### INPUT DATA
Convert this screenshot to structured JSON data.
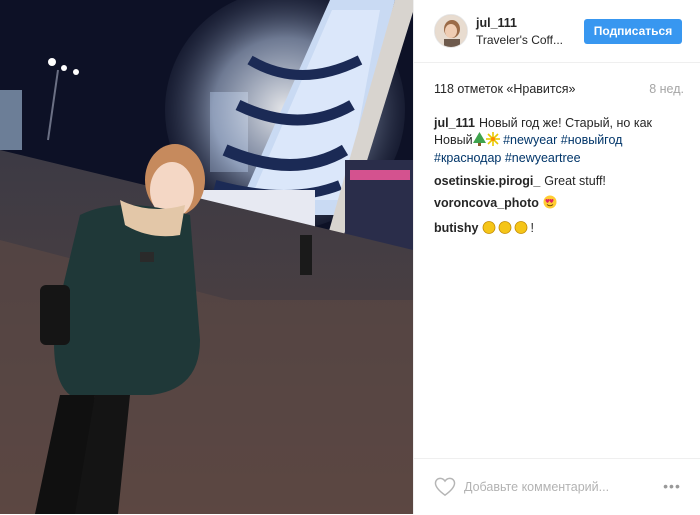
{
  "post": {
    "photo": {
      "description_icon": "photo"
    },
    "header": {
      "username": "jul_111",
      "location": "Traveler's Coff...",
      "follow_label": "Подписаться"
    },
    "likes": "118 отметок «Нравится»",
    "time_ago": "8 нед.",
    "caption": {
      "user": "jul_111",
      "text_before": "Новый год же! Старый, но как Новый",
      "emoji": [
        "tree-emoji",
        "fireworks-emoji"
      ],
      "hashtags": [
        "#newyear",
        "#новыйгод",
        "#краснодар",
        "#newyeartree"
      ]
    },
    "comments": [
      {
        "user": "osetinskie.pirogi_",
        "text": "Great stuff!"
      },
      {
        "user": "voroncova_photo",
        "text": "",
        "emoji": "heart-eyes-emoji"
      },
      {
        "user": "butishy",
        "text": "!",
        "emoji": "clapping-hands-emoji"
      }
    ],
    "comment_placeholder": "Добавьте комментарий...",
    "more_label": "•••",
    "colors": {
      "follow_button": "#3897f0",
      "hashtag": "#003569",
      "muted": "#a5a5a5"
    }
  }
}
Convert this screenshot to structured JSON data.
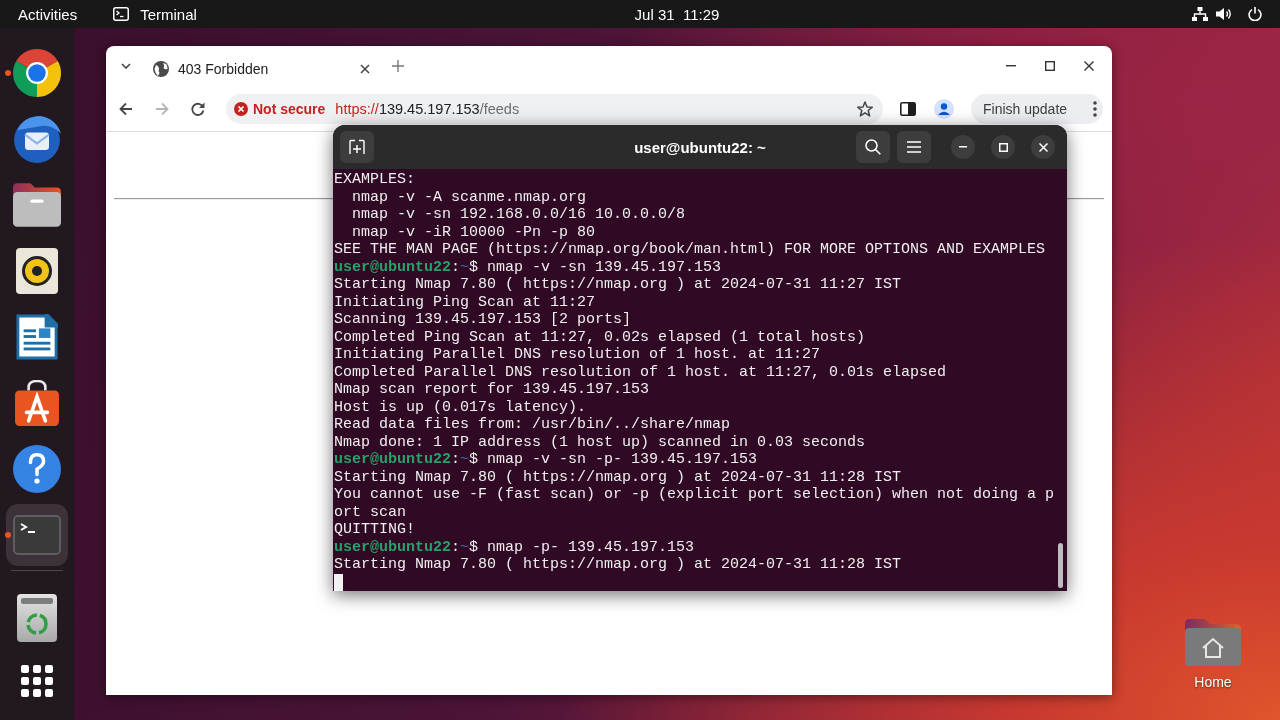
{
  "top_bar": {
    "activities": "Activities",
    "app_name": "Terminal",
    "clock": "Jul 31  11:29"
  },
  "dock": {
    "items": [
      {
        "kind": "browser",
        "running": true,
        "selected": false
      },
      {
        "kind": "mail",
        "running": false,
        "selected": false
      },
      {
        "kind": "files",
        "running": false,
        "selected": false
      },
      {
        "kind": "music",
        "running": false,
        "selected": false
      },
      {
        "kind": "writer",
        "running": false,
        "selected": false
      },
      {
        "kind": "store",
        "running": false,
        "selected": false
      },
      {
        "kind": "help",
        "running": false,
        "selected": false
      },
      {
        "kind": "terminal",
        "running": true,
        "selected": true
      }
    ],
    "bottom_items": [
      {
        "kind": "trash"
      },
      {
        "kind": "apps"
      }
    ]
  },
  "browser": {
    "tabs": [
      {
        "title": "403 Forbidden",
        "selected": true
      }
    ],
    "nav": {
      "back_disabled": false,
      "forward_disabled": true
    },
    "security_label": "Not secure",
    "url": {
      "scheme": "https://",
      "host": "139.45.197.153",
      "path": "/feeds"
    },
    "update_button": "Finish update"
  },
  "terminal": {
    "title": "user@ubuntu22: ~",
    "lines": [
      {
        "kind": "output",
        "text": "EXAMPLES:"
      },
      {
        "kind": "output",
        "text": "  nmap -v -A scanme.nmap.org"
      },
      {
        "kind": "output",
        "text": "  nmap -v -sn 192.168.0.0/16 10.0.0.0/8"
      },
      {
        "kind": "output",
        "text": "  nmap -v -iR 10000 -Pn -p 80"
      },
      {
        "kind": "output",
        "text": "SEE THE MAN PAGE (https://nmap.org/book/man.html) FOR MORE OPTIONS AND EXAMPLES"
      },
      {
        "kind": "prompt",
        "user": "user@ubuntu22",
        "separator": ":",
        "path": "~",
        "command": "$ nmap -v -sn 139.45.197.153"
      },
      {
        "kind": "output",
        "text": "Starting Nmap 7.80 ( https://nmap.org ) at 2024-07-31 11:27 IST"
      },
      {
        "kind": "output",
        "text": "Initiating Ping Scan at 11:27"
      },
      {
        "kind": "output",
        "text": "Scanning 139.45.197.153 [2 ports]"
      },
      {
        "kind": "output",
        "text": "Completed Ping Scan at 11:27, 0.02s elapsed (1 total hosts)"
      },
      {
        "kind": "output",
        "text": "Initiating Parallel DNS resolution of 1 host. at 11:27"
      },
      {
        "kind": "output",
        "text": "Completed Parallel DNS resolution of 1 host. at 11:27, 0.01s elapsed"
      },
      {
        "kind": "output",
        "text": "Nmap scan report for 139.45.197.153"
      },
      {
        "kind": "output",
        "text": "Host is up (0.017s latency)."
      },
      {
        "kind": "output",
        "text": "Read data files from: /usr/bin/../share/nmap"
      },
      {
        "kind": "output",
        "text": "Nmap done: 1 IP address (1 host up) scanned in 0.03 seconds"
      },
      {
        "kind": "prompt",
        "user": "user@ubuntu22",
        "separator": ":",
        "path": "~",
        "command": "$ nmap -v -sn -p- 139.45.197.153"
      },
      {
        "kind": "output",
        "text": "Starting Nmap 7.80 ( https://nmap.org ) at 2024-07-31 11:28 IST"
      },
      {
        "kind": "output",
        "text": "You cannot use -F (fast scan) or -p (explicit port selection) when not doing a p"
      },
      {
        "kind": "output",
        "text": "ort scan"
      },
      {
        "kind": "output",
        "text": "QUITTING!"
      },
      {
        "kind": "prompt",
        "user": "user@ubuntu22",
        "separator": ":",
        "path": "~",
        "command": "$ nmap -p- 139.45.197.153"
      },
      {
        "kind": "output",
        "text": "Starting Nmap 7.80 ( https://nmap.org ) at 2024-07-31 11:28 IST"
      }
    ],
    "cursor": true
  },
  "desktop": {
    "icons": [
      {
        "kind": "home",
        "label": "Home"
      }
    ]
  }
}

### PROBLEM
The records shown above are to be repeated exactly, with the pictures left out.

### OUTPUT FOR THIS TASK
Convert this screenshot to structured JSON data.
{
  "post": {
    "photo": {
      "description_icon": "photo"
    },
    "header": {
      "username": "jul_111",
      "location": "Traveler's Coff...",
      "follow_label": "Подписаться"
    },
    "likes": "118 отметок «Нравится»",
    "time_ago": "8 нед.",
    "caption": {
      "user": "jul_111",
      "text_before": "Новый год же! Старый, но как Новый",
      "emoji": [
        "tree-emoji",
        "fireworks-emoji"
      ],
      "hashtags": [
        "#newyear",
        "#новыйгод",
        "#краснодар",
        "#newyeartree"
      ]
    },
    "comments": [
      {
        "user": "osetinskie.pirogi_",
        "text": "Great stuff!"
      },
      {
        "user": "voroncova_photo",
        "text": "",
        "emoji": "heart-eyes-emoji"
      },
      {
        "user": "butishy",
        "text": "!",
        "emoji": "clapping-hands-emoji"
      }
    ],
    "comment_placeholder": "Добавьте комментарий...",
    "more_label": "•••",
    "colors": {
      "follow_button": "#3897f0",
      "hashtag": "#003569",
      "muted": "#a5a5a5"
    }
  }
}
Convert this screenshot to structured JSON data.
{
  "top_bar": {
    "activities": "Activities",
    "app_name": "Terminal",
    "clock": "Jul 31  11:29"
  },
  "dock": {
    "items": [
      {
        "kind": "browser",
        "running": true,
        "selected": false
      },
      {
        "kind": "mail",
        "running": false,
        "selected": false
      },
      {
        "kind": "files",
        "running": false,
        "selected": false
      },
      {
        "kind": "music",
        "running": false,
        "selected": false
      },
      {
        "kind": "writer",
        "running": false,
        "selected": false
      },
      {
        "kind": "store",
        "running": false,
        "selected": false
      },
      {
        "kind": "help",
        "running": false,
        "selected": false
      },
      {
        "kind": "terminal",
        "running": true,
        "selected": true
      }
    ],
    "bottom_items": [
      {
        "kind": "trash"
      },
      {
        "kind": "apps"
      }
    ]
  },
  "browser": {
    "tabs": [
      {
        "title": "403 Forbidden",
        "selected": true
      }
    ],
    "nav": {
      "back_disabled": false,
      "forward_disabled": true
    },
    "security_label": "Not secure",
    "url": {
      "scheme": "https://",
      "host": "139.45.197.153",
      "path": "/feeds"
    },
    "update_button": "Finish update"
  },
  "terminal": {
    "title": "user@ubuntu22: ~",
    "lines": [
      {
        "kind": "output",
        "text": "EXAMPLES:"
      },
      {
        "kind": "output",
        "text": "  nmap -v -A scanme.nmap.org"
      },
      {
        "kind": "output",
        "text": "  nmap -v -sn 192.168.0.0/16 10.0.0.0/8"
      },
      {
        "kind": "output",
        "text": "  nmap -v -iR 10000 -Pn -p 80"
      },
      {
        "kind": "output",
        "text": "SEE THE MAN PAGE (https://nmap.org/book/man.html) FOR MORE OPTIONS AND EXAMPLES"
      },
      {
        "kind": "prompt",
        "user": "user@ubuntu22",
        "separator": ":",
        "path": "~",
        "command": "$ nmap -v -sn 139.45.197.153"
      },
      {
        "kind": "output",
        "text": "Starting Nmap 7.80 ( https://nmap.org ) at 2024-07-31 11:27 IST"
      },
      {
        "kind": "output",
        "text": "Initiating Ping Scan at 11:27"
      },
      {
        "kind": "output",
        "text": "Scanning 139.45.197.153 [2 ports]"
      },
      {
        "kind": "output",
        "text": "Completed Ping Scan at 11:27, 0.02s elapsed (1 total hosts)"
      },
      {
        "kind": "output",
        "text": "Initiating Parallel DNS resolution of 1 host. at 11:27"
      },
      {
        "kind": "output",
        "text": "Completed Parallel DNS resolution of 1 host. at 11:27, 0.01s elapsed"
      },
      {
        "kind": "output",
        "text": "Nmap scan report for 139.45.197.153"
      },
      {
        "kind": "output",
        "text": "Host is up (0.017s latency)."
      },
      {
        "kind": "output",
        "text": "Read data files from: /usr/bin/../share/nmap"
      },
      {
        "kind": "output",
        "text": "Nmap done: 1 IP address (1 host up) scanned in 0.03 seconds"
      },
      {
        "kind": "prompt",
        "user": "user@ubuntu22",
        "separator": ":",
        "path": "~",
        "command": "$ nmap -v -sn -p- 139.45.197.153"
      },
      {
        "kind": "output",
        "text": "Starting Nmap 7.80 ( https://nmap.org ) at 2024-07-31 11:28 IST"
      },
      {
        "kind": "output",
        "text": "You cannot use -F (fast scan) or -p (explicit port selection) when not doing a p"
      },
      {
        "kind": "output",
        "text": "ort scan"
      },
      {
        "kind": "output",
        "text": "QUITTING!"
      },
      {
        "kind": "prompt",
        "user": "user@ubuntu22",
        "separator": ":",
        "path": "~",
        "command": "$ nmap -p- 139.45.197.153"
      },
      {
        "kind": "output",
        "text": "Starting Nmap 7.80 ( https://nmap.org ) at 2024-07-31 11:28 IST"
      }
    ],
    "cursor": true
  },
  "desktop": {
    "icons": [
      {
        "kind": "home",
        "label": "Home"
      }
    ]
  }
}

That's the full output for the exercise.